Task: Filter the entries that follow, copying every line in which the word "Settings" appears.

Record set:
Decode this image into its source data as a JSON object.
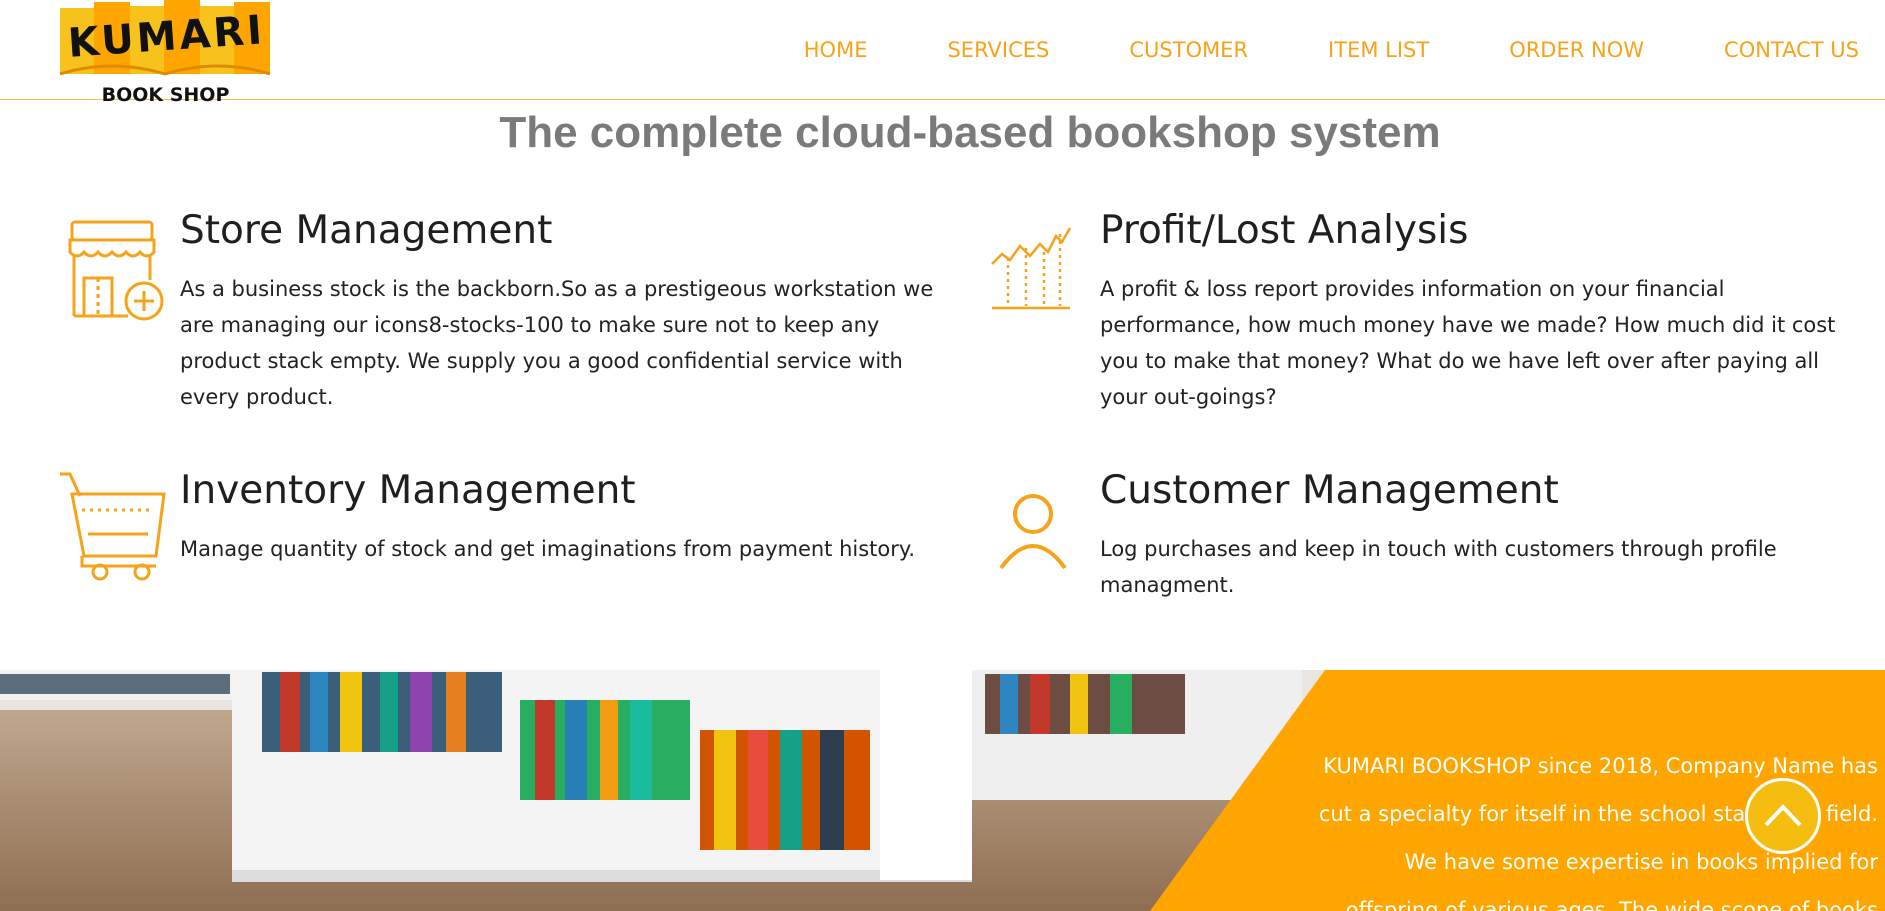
{
  "brand": {
    "logo_word": "KUMARI",
    "logo_sub": "BOOK SHOP",
    "accent": "#f5a31a",
    "banner_orange": "#ffa500"
  },
  "nav": {
    "items": [
      "HOME",
      "SERVICES",
      "CUSTOMER",
      "ITEM LIST",
      "ORDER NOW",
      "CONTACT US"
    ]
  },
  "headline": "The complete cloud-based bookshop system",
  "features": [
    {
      "icon": "store-icon",
      "title": "Store Management",
      "description": "As a business stock is the backborn.So as a prestigeous workstation we are managing our icons8-stocks-100 to make sure not to keep any product stack empty. We supply you a good confidential service with every product."
    },
    {
      "icon": "chart-icon",
      "title": "Profit/Lost Analysis",
      "description": "A profit & loss report provides information on your financial performance, how much money have we made? How much did it cost you to make that money? What do we have left over after paying all your out-goings?"
    },
    {
      "icon": "cart-icon",
      "title": "Inventory Management",
      "description": "Manage quantity of stock and get imaginations from payment history."
    },
    {
      "icon": "user-icon",
      "title": "Customer Management",
      "description": "Log purchases and keep in touch with customers through profile managment."
    }
  ],
  "banner": {
    "text": "KUMARI BOOKSHOP since 2018, Company Name has cut a specialty for itself in the school stationary field. We have some expertise in books implied for offspring of various ages. The wide scope of books"
  },
  "scroll_top": {
    "icon": "chevron-up-icon"
  }
}
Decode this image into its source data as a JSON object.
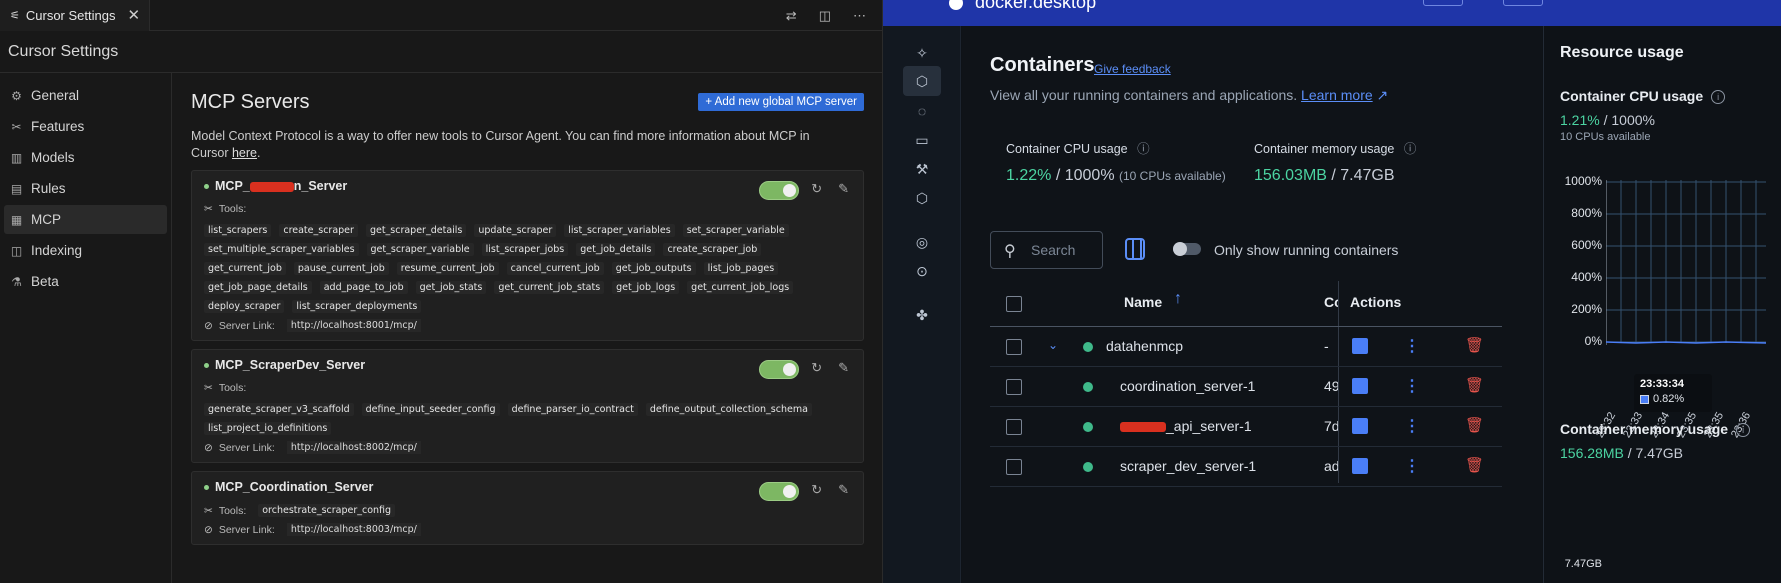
{
  "cursor": {
    "tab_title": "Cursor Settings",
    "settings_title": "Cursor Settings",
    "nav": [
      {
        "label": "General",
        "icon": "gear-icon",
        "glyph": "⚙",
        "active": false
      },
      {
        "label": "Features",
        "icon": "tools-icon",
        "glyph": "✂",
        "active": false
      },
      {
        "label": "Models",
        "icon": "chart-icon",
        "glyph": "▥",
        "active": false
      },
      {
        "label": "Rules",
        "icon": "book-icon",
        "glyph": "▤",
        "active": false
      },
      {
        "label": "MCP",
        "icon": "server-icon",
        "glyph": "▦",
        "active": true
      },
      {
        "label": "Indexing",
        "icon": "database-icon",
        "glyph": "◫",
        "active": false
      },
      {
        "label": "Beta",
        "icon": "flask-icon",
        "glyph": "⚗",
        "active": false
      }
    ],
    "heading": "MCP Servers",
    "add_button": "+ Add new global MCP server",
    "description": "Model Context Protocol is a way to offer new tools to Cursor Agent. You can find more information about MCP in Cursor ",
    "description_link": "here",
    "description_end": ".",
    "tools_label": "Tools:",
    "server_link_label": "Server Link:",
    "servers": [
      {
        "name_prefix": "MCP_",
        "name_suffix": "n_Server",
        "redacted": true,
        "enabled": true,
        "tools": [
          "list_scrapers",
          "create_scraper",
          "get_scraper_details",
          "update_scraper",
          "list_scraper_variables",
          "set_scraper_variable",
          "set_multiple_scraper_variables",
          "get_scraper_variable",
          "list_scraper_jobs",
          "get_job_details",
          "create_scraper_job",
          "get_current_job",
          "pause_current_job",
          "resume_current_job",
          "cancel_current_job",
          "get_job_outputs",
          "list_job_pages",
          "get_job_page_details",
          "add_page_to_job",
          "get_job_stats",
          "get_current_job_stats",
          "get_job_logs",
          "get_current_job_logs",
          "deploy_scraper",
          "list_scraper_deployments"
        ],
        "link": "http://localhost:8001/mcp/"
      },
      {
        "name_prefix": "MCP_ScraperDev_Server",
        "name_suffix": "",
        "redacted": false,
        "enabled": true,
        "tools": [
          "generate_scraper_v3_scaffold",
          "define_input_seeder_config",
          "define_parser_io_contract",
          "define_output_collection_schema",
          "list_project_io_definitions"
        ],
        "link": "http://localhost:8002/mcp/"
      },
      {
        "name_prefix": "MCP_Coordination_Server",
        "name_suffix": "",
        "redacted": false,
        "enabled": true,
        "tools": [
          "orchestrate_scraper_config"
        ],
        "link": "http://localhost:8003/mcp/"
      }
    ]
  },
  "docker": {
    "title": "Containers",
    "feedback": "Give feedback",
    "subtitle": "View all your running containers and applications.",
    "learn_more": "Learn more",
    "cpu_label": "Container CPU usage",
    "cpu_value": "1.22%",
    "cpu_total": "/ 1000%",
    "cpu_note": "(10 CPUs available)",
    "mem_label": "Container memory usage",
    "mem_value": "156.03MB",
    "mem_total": "/ 7.47GB",
    "search_placeholder": "Search",
    "running_toggle_label": "Only show running containers",
    "columns": {
      "name": "Name",
      "cc": "Co",
      "actions": "Actions"
    },
    "rows": [
      {
        "name": "datahenmcp",
        "cc": "-",
        "group": true,
        "redacted": false
      },
      {
        "name": "coordination_server-1",
        "cc": "49",
        "group": false,
        "redacted": false
      },
      {
        "name": "_api_server-1",
        "cc": "7d",
        "group": false,
        "redacted": true
      },
      {
        "name": "scraper_dev_server-1",
        "cc": "ad",
        "group": false,
        "redacted": false
      }
    ],
    "resource": {
      "title": "Resource usage",
      "cpu_title": "Container CPU usage",
      "cpu_value": "1.21%",
      "cpu_total": "/ 1000%",
      "cpu_note": "10 CPUs available",
      "y_ticks": [
        "1000%",
        "800%",
        "600%",
        "400%",
        "200%",
        "0%"
      ],
      "x_ticks": [
        "23:32",
        "23:33",
        "23:34",
        "23:35",
        "23:35",
        "23:36"
      ],
      "tooltip_time": "23:33:34",
      "tooltip_value": "0.82%",
      "mem_title": "Container memory usage",
      "mem_value": "156.28MB",
      "mem_total": "/ 7.47GB",
      "mem_tick": "7.47GB"
    }
  }
}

Response to the task:
    "tab_title": "Cursor Settings",
    "settings_title": "Cursor Settings",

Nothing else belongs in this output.